- _Exercise details_: Identify every line in the records below that contains the word "xlabel", and reproduce each one.

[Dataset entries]

——

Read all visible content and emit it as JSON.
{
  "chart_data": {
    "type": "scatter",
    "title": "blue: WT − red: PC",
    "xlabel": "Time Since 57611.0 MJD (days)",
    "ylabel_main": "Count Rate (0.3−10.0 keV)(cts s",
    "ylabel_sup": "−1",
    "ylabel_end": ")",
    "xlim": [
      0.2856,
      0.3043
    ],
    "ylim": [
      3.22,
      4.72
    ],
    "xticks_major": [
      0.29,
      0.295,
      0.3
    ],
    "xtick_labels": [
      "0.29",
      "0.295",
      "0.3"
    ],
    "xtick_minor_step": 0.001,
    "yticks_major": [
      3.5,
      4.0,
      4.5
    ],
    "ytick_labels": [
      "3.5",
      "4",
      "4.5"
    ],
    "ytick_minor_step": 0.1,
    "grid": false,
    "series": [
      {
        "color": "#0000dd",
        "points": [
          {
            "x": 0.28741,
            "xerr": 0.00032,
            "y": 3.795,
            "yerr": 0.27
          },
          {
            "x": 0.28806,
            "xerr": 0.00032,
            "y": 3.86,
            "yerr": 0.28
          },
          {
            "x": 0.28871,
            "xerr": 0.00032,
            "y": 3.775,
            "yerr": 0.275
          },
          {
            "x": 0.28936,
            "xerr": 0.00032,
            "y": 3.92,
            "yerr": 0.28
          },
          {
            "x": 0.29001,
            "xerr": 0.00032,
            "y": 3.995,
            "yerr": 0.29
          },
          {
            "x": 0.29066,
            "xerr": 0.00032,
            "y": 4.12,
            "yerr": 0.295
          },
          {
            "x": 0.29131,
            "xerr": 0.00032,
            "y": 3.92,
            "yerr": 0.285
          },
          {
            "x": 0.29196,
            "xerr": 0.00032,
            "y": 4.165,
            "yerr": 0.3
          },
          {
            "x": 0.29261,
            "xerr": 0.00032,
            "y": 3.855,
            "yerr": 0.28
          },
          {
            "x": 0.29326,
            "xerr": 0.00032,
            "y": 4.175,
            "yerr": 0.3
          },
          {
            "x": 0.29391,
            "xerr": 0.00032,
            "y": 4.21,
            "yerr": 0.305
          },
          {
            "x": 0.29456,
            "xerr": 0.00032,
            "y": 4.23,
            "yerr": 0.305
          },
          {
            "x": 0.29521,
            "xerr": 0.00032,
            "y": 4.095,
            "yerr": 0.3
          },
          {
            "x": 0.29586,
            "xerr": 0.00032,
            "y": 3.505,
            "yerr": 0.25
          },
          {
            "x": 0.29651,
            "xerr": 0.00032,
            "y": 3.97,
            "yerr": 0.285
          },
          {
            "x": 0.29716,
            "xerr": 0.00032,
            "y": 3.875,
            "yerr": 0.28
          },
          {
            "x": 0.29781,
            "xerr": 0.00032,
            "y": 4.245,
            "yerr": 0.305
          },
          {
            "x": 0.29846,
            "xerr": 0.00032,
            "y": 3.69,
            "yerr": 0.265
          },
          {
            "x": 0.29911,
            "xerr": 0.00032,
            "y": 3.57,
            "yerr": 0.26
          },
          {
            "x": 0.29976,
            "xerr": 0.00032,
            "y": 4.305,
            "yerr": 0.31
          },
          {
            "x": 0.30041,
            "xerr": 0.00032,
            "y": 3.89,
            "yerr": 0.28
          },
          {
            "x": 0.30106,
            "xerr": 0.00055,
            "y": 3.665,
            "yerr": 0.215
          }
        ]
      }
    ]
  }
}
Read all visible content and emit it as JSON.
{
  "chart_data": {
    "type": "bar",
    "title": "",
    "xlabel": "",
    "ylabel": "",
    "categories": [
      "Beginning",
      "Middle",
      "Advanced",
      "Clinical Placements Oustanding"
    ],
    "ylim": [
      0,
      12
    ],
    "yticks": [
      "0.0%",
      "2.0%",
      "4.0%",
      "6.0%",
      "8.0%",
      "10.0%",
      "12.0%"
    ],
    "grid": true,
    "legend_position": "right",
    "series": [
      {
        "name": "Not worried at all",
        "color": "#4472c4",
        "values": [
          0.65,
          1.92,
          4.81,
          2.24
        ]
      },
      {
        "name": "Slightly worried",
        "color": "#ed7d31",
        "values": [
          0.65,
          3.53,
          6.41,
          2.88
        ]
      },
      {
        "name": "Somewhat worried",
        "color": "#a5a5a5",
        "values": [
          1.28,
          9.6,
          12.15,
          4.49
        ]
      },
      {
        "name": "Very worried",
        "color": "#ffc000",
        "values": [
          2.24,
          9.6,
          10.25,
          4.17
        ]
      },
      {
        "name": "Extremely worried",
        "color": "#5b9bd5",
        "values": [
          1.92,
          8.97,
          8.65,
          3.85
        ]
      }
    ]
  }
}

——

- _Exercise solution_:
    "xlabel": "Time Since 57611.0 MJD (days)",
    "xlabel": "",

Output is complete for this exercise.